EXERCISE PROMPT
All material below is to be reproduced exactly.

(Stored data entries)

---

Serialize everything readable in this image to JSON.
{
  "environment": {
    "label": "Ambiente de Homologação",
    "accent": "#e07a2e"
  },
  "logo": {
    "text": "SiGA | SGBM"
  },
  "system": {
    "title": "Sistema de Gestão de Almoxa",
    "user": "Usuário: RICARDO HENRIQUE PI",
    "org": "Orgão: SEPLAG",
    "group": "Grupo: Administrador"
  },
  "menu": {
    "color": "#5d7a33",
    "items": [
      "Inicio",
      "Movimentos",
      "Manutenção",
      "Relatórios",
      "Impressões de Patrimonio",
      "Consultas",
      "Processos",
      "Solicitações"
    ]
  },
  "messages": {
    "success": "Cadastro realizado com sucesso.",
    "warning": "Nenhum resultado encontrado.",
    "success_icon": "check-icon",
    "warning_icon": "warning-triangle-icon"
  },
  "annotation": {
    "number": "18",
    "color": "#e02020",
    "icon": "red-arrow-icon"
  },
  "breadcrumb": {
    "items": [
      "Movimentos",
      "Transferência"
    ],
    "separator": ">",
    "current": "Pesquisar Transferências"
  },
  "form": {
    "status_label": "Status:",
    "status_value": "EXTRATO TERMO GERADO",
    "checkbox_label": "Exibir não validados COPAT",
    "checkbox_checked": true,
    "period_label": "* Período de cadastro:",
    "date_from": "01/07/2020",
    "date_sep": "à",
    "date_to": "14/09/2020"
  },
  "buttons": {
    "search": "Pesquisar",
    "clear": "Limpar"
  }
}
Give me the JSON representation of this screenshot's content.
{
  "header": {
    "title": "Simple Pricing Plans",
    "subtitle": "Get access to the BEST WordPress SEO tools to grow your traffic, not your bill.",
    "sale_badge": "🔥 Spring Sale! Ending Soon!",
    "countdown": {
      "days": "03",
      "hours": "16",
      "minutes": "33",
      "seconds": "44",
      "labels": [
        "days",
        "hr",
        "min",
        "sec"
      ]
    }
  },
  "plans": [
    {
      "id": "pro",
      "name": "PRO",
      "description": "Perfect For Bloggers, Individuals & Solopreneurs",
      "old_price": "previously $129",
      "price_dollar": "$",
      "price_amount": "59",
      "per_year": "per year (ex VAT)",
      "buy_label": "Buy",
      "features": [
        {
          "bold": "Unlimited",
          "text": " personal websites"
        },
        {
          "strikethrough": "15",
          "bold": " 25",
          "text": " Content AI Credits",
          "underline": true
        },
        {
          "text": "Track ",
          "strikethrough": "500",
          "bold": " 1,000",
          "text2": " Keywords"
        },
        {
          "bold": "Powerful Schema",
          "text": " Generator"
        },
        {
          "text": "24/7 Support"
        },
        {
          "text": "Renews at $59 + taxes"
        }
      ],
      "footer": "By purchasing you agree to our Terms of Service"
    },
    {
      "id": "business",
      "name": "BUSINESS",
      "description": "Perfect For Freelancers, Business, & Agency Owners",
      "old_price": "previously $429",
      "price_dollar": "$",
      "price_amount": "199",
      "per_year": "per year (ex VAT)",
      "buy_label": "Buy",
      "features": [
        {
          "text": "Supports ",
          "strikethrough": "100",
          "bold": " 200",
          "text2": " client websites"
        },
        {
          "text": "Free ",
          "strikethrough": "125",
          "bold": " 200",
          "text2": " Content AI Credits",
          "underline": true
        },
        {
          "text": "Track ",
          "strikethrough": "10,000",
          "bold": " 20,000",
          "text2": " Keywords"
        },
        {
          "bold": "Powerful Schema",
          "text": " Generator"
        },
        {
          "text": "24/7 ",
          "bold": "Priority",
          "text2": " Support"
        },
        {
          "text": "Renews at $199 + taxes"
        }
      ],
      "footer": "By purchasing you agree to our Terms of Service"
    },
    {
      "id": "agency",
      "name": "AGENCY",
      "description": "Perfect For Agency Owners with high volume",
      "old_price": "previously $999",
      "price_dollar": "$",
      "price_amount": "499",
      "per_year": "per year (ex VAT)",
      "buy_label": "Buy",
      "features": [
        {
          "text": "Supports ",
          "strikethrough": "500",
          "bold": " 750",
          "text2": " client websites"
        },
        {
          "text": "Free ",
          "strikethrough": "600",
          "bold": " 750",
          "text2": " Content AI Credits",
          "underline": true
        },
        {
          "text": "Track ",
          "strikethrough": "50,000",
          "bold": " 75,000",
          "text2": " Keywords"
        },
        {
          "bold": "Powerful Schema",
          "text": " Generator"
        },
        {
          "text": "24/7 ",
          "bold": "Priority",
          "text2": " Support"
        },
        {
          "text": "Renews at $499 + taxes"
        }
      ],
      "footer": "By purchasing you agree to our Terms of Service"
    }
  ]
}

---

ANSWER TO THIS PROBLEM
Serialize everything readable in this image to JSON.
{
  "environment": {
    "label": "Ambiente de Homologação",
    "accent": "#e07a2e"
  },
  "logo": {
    "text": "SiGA | SGBM"
  },
  "system": {
    "title": "Sistema de Gestão de Almoxa",
    "user": "Usuário: RICARDO HENRIQUE PI",
    "org": "Orgão: SEPLAG",
    "group": "Grupo: Administrador"
  },
  "menu": {
    "color": "#5d7a33",
    "items": [
      "Inicio",
      "Movimentos",
      "Manutenção",
      "Relatórios",
      "Impressões de Patrimonio",
      "Consultas",
      "Processos",
      "Solicitações"
    ]
  },
  "messages": {
    "success": "Cadastro realizado com sucesso.",
    "warning": "Nenhum resultado encontrado.",
    "success_icon": "check-icon",
    "warning_icon": "warning-triangle-icon"
  },
  "annotation": {
    "number": "18",
    "color": "#e02020",
    "icon": "red-arrow-icon"
  },
  "breadcrumb": {
    "items": [
      "Movimentos",
      "Transferência"
    ],
    "separator": ">",
    "current": "Pesquisar Transferências"
  },
  "form": {
    "status_label": "Status:",
    "status_value": "EXTRATO TERMO GERADO",
    "checkbox_label": "Exibir não validados COPAT",
    "checkbox_checked": true,
    "period_label": "* Período de cadastro:",
    "date_from": "01/07/2020",
    "date_sep": "à",
    "date_to": "14/09/2020"
  },
  "buttons": {
    "search": "Pesquisar",
    "clear": "Limpar"
  }
}
Give me the JSON representation of this screenshot's content.
{
  "header": {
    "title": "Simple Pricing Plans",
    "subtitle": "Get access to the BEST WordPress SEO tools to grow your traffic, not your bill.",
    "sale_badge": "🔥 Spring Sale! Ending Soon!",
    "countdown": {
      "days": "03",
      "hours": "16",
      "minutes": "33",
      "seconds": "44",
      "labels": [
        "days",
        "hr",
        "min",
        "sec"
      ]
    }
  },
  "plans": [
    {
      "id": "pro",
      "name": "PRO",
      "description": "Perfect For Bloggers, Individuals & Solopreneurs",
      "old_price": "previously $129",
      "price_dollar": "$",
      "price_amount": "59",
      "per_year": "per year (ex VAT)",
      "buy_label": "Buy",
      "features": [
        {
          "bold": "Unlimited",
          "text": " personal websites"
        },
        {
          "strikethrough": "15",
          "bold": " 25",
          "text": " Content AI Credits",
          "underline": true
        },
        {
          "text": "Track ",
          "strikethrough": "500",
          "bold": " 1,000",
          "text2": " Keywords"
        },
        {
          "bold": "Powerful Schema",
          "text": " Generator"
        },
        {
          "text": "24/7 Support"
        },
        {
          "text": "Renews at $59 + taxes"
        }
      ],
      "footer": "By purchasing you agree to our Terms of Service"
    },
    {
      "id": "business",
      "name": "BUSINESS",
      "description": "Perfect For Freelancers, Business, & Agency Owners",
      "old_price": "previously $429",
      "price_dollar": "$",
      "price_amount": "199",
      "per_year": "per year (ex VAT)",
      "buy_label": "Buy",
      "features": [
        {
          "text": "Supports ",
          "strikethrough": "100",
          "bold": " 200",
          "text2": " client websites"
        },
        {
          "text": "Free ",
          "strikethrough": "125",
          "bold": " 200",
          "text2": " Content AI Credits",
          "underline": true
        },
        {
          "text": "Track ",
          "strikethrough": "10,000",
          "bold": " 20,000",
          "text2": " Keywords"
        },
        {
          "bold": "Powerful Schema",
          "text": " Generator"
        },
        {
          "text": "24/7 ",
          "bold": "Priority",
          "text2": " Support"
        },
        {
          "text": "Renews at $199 + taxes"
        }
      ],
      "footer": "By purchasing you agree to our Terms of Service"
    },
    {
      "id": "agency",
      "name": "AGENCY",
      "description": "Perfect For Agency Owners with high volume",
      "old_price": "previously $999",
      "price_dollar": "$",
      "price_amount": "499",
      "per_year": "per year (ex VAT)",
      "buy_label": "Buy",
      "features": [
        {
          "text": "Supports ",
          "strikethrough": "500",
          "bold": " 750",
          "text2": " client websites"
        },
        {
          "text": "Free ",
          "strikethrough": "600",
          "bold": " 750",
          "text2": " Content AI Credits",
          "underline": true
        },
        {
          "text": "Track ",
          "strikethrough": "50,000",
          "bold": " 75,000",
          "text2": " Keywords"
        },
        {
          "bold": "Powerful Schema",
          "text": " Generator"
        },
        {
          "text": "24/7 ",
          "bold": "Priority",
          "text2": " Support"
        },
        {
          "text": "Renews at $499 + taxes"
        }
      ],
      "footer": "By purchasing you agree to our Terms of Service"
    }
  ]
}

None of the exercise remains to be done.